**Data for this exercise:**
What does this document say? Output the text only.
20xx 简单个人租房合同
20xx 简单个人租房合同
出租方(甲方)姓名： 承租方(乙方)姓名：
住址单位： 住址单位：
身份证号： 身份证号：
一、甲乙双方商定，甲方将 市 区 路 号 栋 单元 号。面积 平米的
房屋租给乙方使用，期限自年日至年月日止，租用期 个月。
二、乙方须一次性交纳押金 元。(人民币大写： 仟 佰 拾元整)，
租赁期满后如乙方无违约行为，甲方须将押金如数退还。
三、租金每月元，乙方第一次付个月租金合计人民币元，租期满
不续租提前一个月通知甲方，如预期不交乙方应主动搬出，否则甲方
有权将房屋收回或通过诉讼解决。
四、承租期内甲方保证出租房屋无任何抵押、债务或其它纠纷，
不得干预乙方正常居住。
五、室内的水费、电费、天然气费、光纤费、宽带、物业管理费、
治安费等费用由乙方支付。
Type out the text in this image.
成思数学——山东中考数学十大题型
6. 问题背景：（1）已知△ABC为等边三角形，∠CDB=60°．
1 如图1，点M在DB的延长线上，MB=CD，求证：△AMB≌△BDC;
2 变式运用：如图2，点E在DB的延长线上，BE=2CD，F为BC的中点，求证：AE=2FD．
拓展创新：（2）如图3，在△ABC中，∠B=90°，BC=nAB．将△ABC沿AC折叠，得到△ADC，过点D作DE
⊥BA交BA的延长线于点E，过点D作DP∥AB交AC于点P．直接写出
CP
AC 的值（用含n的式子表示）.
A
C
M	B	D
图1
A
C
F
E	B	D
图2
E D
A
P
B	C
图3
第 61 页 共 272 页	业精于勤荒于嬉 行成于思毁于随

**Aim of the exercise:** Please output every record, keeping each line exact.

**Written answer:**
What does this document say? Output the text only.
20xx 简单个人租房合同
20xx 简单个人租房合同
出租方(甲方)姓名： 承租方(乙方)姓名：
住址单位： 住址单位：
身份证号： 身份证号：
一、甲乙双方商定，甲方将 市 区 路 号 栋 单元 号。面积 平米的
房屋租给乙方使用，期限自年日至年月日止，租用期 个月。
二、乙方须一次性交纳押金 元。(人民币大写： 仟 佰 拾元整)，
租赁期满后如乙方无违约行为，甲方须将押金如数退还。
三、租金每月元，乙方第一次付个月租金合计人民币元，租期满
不续租提前一个月通知甲方，如预期不交乙方应主动搬出，否则甲方
有权将房屋收回或通过诉讼解决。
四、承租期内甲方保证出租房屋无任何抵押、债务或其它纠纷，
不得干预乙方正常居住。
五、室内的水费、电费、天然气费、光纤费、宽带、物业管理费、
治安费等费用由乙方支付。
Type out the text in this image.
成思数学——山东中考数学十大题型
6. 问题背景：（1）已知△ABC为等边三角形，∠CDB=60°．
1 如图1，点M在DB的延长线上，MB=CD，求证：△AMB≌△BDC;
2 变式运用：如图2，点E在DB的延长线上，BE=2CD，F为BC的中点，求证：AE=2FD．
拓展创新：（2）如图3，在△ABC中，∠B=90°，BC=nAB．将△ABC沿AC折叠，得到△ADC，过点D作DE
⊥BA交BA的延长线于点E，过点D作DP∥AB交AC于点P．直接写出
CP
AC 的值（用含n的式子表示）.
A
C
M	B	D
图1
A
C
F
E	B	D
图2
E D
A
P
B	C
图3
第 61 页 共 272 页	业精于勤荒于嬉 行成于思毁于随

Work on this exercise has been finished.